» GOAL
Repeat the records below exactly.

Figure dataset records
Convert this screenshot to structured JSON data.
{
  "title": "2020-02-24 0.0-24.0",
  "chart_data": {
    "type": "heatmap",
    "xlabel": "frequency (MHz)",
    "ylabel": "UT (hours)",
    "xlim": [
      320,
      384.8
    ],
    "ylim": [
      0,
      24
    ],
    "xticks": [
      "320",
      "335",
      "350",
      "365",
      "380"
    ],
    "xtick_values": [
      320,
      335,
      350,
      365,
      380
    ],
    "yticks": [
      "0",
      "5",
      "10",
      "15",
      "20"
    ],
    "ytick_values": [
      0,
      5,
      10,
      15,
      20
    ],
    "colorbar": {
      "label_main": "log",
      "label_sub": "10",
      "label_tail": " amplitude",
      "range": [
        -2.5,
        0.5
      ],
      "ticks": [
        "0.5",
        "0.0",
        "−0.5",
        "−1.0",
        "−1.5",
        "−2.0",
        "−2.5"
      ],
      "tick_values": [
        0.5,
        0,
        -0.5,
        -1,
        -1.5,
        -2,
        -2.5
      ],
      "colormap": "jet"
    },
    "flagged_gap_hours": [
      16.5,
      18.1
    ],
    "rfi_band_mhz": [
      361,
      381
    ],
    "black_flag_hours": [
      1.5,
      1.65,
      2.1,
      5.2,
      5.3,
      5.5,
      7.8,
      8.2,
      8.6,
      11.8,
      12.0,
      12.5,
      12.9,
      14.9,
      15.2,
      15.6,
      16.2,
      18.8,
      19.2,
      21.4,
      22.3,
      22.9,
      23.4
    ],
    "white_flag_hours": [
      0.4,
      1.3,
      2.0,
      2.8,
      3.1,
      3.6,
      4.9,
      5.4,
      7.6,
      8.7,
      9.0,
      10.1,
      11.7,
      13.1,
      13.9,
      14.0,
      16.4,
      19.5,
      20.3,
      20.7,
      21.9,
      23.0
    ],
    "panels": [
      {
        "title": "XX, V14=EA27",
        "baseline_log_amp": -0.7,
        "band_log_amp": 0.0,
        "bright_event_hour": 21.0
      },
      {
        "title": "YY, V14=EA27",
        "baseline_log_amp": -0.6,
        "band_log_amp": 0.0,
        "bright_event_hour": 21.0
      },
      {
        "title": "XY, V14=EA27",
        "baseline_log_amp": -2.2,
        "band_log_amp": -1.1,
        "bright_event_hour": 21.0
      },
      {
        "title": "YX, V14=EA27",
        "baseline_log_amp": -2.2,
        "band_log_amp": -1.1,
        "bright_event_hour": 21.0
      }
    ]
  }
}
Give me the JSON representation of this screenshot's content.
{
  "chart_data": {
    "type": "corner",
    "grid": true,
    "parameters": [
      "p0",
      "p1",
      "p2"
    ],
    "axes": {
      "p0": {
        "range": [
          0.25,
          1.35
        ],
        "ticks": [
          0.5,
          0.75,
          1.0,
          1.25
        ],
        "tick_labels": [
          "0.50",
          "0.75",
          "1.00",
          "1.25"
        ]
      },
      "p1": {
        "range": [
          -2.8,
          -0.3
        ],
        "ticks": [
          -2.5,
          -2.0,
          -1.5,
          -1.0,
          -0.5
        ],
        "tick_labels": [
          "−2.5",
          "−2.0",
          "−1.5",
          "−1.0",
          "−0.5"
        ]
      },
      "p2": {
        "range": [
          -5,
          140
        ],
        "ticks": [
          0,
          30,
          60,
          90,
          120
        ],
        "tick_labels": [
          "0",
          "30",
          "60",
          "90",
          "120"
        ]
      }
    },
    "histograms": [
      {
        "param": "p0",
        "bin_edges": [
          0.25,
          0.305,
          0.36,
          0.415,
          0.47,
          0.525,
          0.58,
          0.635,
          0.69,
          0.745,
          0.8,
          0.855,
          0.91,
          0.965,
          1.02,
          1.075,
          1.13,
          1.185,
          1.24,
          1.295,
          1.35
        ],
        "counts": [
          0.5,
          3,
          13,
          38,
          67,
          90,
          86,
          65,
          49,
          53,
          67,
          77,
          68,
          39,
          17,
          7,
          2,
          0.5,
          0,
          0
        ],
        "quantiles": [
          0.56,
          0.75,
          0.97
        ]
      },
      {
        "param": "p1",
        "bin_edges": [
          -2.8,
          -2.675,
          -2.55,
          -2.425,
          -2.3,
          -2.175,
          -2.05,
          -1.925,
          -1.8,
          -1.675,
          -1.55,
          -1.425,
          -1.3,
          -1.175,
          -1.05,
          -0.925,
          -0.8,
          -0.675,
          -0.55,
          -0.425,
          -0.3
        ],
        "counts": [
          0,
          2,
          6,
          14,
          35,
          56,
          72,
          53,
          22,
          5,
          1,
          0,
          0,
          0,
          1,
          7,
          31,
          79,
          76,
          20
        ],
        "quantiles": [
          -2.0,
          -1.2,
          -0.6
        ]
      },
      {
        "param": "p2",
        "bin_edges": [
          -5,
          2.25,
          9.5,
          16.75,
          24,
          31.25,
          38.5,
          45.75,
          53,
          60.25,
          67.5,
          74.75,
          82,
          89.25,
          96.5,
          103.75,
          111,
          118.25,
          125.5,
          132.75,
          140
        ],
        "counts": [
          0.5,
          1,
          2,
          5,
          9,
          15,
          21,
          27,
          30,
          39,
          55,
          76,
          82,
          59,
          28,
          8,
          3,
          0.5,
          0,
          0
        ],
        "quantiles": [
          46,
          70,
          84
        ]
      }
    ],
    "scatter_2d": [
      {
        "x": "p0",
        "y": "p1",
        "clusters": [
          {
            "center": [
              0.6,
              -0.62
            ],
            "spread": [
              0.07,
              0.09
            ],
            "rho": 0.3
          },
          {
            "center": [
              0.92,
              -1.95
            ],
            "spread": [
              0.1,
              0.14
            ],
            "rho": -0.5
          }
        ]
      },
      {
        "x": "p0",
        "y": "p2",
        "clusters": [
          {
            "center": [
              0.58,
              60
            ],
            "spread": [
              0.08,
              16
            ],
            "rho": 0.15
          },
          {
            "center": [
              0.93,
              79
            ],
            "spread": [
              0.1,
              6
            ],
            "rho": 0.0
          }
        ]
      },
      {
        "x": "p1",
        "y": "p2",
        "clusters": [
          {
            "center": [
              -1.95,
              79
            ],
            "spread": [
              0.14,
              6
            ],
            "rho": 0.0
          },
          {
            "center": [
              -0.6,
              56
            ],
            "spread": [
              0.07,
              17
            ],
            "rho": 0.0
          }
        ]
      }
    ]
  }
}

» RESPONSE
Convert this screenshot to structured JSON data.
{
  "title": "2020-02-24 0.0-24.0",
  "chart_data": {
    "type": "heatmap",
    "xlabel": "frequency (MHz)",
    "ylabel": "UT (hours)",
    "xlim": [
      320,
      384.8
    ],
    "ylim": [
      0,
      24
    ],
    "xticks": [
      "320",
      "335",
      "350",
      "365",
      "380"
    ],
    "xtick_values": [
      320,
      335,
      350,
      365,
      380
    ],
    "yticks": [
      "0",
      "5",
      "10",
      "15",
      "20"
    ],
    "ytick_values": [
      0,
      5,
      10,
      15,
      20
    ],
    "colorbar": {
      "label_main": "log",
      "label_sub": "10",
      "label_tail": " amplitude",
      "range": [
        -2.5,
        0.5
      ],
      "ticks": [
        "0.5",
        "0.0",
        "−0.5",
        "−1.0",
        "−1.5",
        "−2.0",
        "−2.5"
      ],
      "tick_values": [
        0.5,
        0,
        -0.5,
        -1,
        -1.5,
        -2,
        -2.5
      ],
      "colormap": "jet"
    },
    "flagged_gap_hours": [
      16.5,
      18.1
    ],
    "rfi_band_mhz": [
      361,
      381
    ],
    "black_flag_hours": [
      1.5,
      1.65,
      2.1,
      5.2,
      5.3,
      5.5,
      7.8,
      8.2,
      8.6,
      11.8,
      12.0,
      12.5,
      12.9,
      14.9,
      15.2,
      15.6,
      16.2,
      18.8,
      19.2,
      21.4,
      22.3,
      22.9,
      23.4
    ],
    "white_flag_hours": [
      0.4,
      1.3,
      2.0,
      2.8,
      3.1,
      3.6,
      4.9,
      5.4,
      7.6,
      8.7,
      9.0,
      10.1,
      11.7,
      13.1,
      13.9,
      14.0,
      16.4,
      19.5,
      20.3,
      20.7,
      21.9,
      23.0
    ],
    "panels": [
      {
        "title": "XX, V14=EA27",
        "baseline_log_amp": -0.7,
        "band_log_amp": 0.0,
        "bright_event_hour": 21.0
      },
      {
        "title": "YY, V14=EA27",
        "baseline_log_amp": -0.6,
        "band_log_amp": 0.0,
        "bright_event_hour": 21.0
      },
      {
        "title": "XY, V14=EA27",
        "baseline_log_amp": -2.2,
        "band_log_amp": -1.1,
        "bright_event_hour": 21.0
      },
      {
        "title": "YX, V14=EA27",
        "baseline_log_amp": -2.2,
        "band_log_amp": -1.1,
        "bright_event_hour": 21.0
      }
    ]
  }
}
Give me the JSON representation of this screenshot's content.
{
  "chart_data": {
    "type": "corner",
    "grid": true,
    "parameters": [
      "p0",
      "p1",
      "p2"
    ],
    "axes": {
      "p0": {
        "range": [
          0.25,
          1.35
        ],
        "ticks": [
          0.5,
          0.75,
          1.0,
          1.25
        ],
        "tick_labels": [
          "0.50",
          "0.75",
          "1.00",
          "1.25"
        ]
      },
      "p1": {
        "range": [
          -2.8,
          -0.3
        ],
        "ticks": [
          -2.5,
          -2.0,
          -1.5,
          -1.0,
          -0.5
        ],
        "tick_labels": [
          "−2.5",
          "−2.0",
          "−1.5",
          "−1.0",
          "−0.5"
        ]
      },
      "p2": {
        "range": [
          -5,
          140
        ],
        "ticks": [
          0,
          30,
          60,
          90,
          120
        ],
        "tick_labels": [
          "0",
          "30",
          "60",
          "90",
          "120"
        ]
      }
    },
    "histograms": [
      {
        "param": "p0",
        "bin_edges": [
          0.25,
          0.305,
          0.36,
          0.415,
          0.47,
          0.525,
          0.58,
          0.635,
          0.69,
          0.745,
          0.8,
          0.855,
          0.91,
          0.965,
          1.02,
          1.075,
          1.13,
          1.185,
          1.24,
          1.295,
          1.35
        ],
        "counts": [
          0.5,
          3,
          13,
          38,
          67,
          90,
          86,
          65,
          49,
          53,
          67,
          77,
          68,
          39,
          17,
          7,
          2,
          0.5,
          0,
          0
        ],
        "quantiles": [
          0.56,
          0.75,
          0.97
        ]
      },
      {
        "param": "p1",
        "bin_edges": [
          -2.8,
          -2.675,
          -2.55,
          -2.425,
          -2.3,
          -2.175,
          -2.05,
          -1.925,
          -1.8,
          -1.675,
          -1.55,
          -1.425,
          -1.3,
          -1.175,
          -1.05,
          -0.925,
          -0.8,
          -0.675,
          -0.55,
          -0.425,
          -0.3
        ],
        "counts": [
          0,
          2,
          6,
          14,
          35,
          56,
          72,
          53,
          22,
          5,
          1,
          0,
          0,
          0,
          1,
          7,
          31,
          79,
          76,
          20
        ],
        "quantiles": [
          -2.0,
          -1.2,
          -0.6
        ]
      },
      {
        "param": "p2",
        "bin_edges": [
          -5,
          2.25,
          9.5,
          16.75,
          24,
          31.25,
          38.5,
          45.75,
          53,
          60.25,
          67.5,
          74.75,
          82,
          89.25,
          96.5,
          103.75,
          111,
          118.25,
          125.5,
          132.75,
          140
        ],
        "counts": [
          0.5,
          1,
          2,
          5,
          9,
          15,
          21,
          27,
          30,
          39,
          55,
          76,
          82,
          59,
          28,
          8,
          3,
          0.5,
          0,
          0
        ],
        "quantiles": [
          46,
          70,
          84
        ]
      }
    ],
    "scatter_2d": [
      {
        "x": "p0",
        "y": "p1",
        "clusters": [
          {
            "center": [
              0.6,
              -0.62
            ],
            "spread": [
              0.07,
              0.09
            ],
            "rho": 0.3
          },
          {
            "center": [
              0.92,
              -1.95
            ],
            "spread": [
              0.1,
              0.14
            ],
            "rho": -0.5
          }
        ]
      },
      {
        "x": "p0",
        "y": "p2",
        "clusters": [
          {
            "center": [
              0.58,
              60
            ],
            "spread": [
              0.08,
              16
            ],
            "rho": 0.15
          },
          {
            "center": [
              0.93,
              79
            ],
            "spread": [
              0.1,
              6
            ],
            "rho": 0.0
          }
        ]
      },
      {
        "x": "p1",
        "y": "p2",
        "clusters": [
          {
            "center": [
              -1.95,
              79
            ],
            "spread": [
              0.14,
              6
            ],
            "rho": 0.0
          },
          {
            "center": [
              -0.6,
              56
            ],
            "spread": [
              0.07,
              17
            ],
            "rho": 0.0
          }
        ]
      }
    ]
  }
}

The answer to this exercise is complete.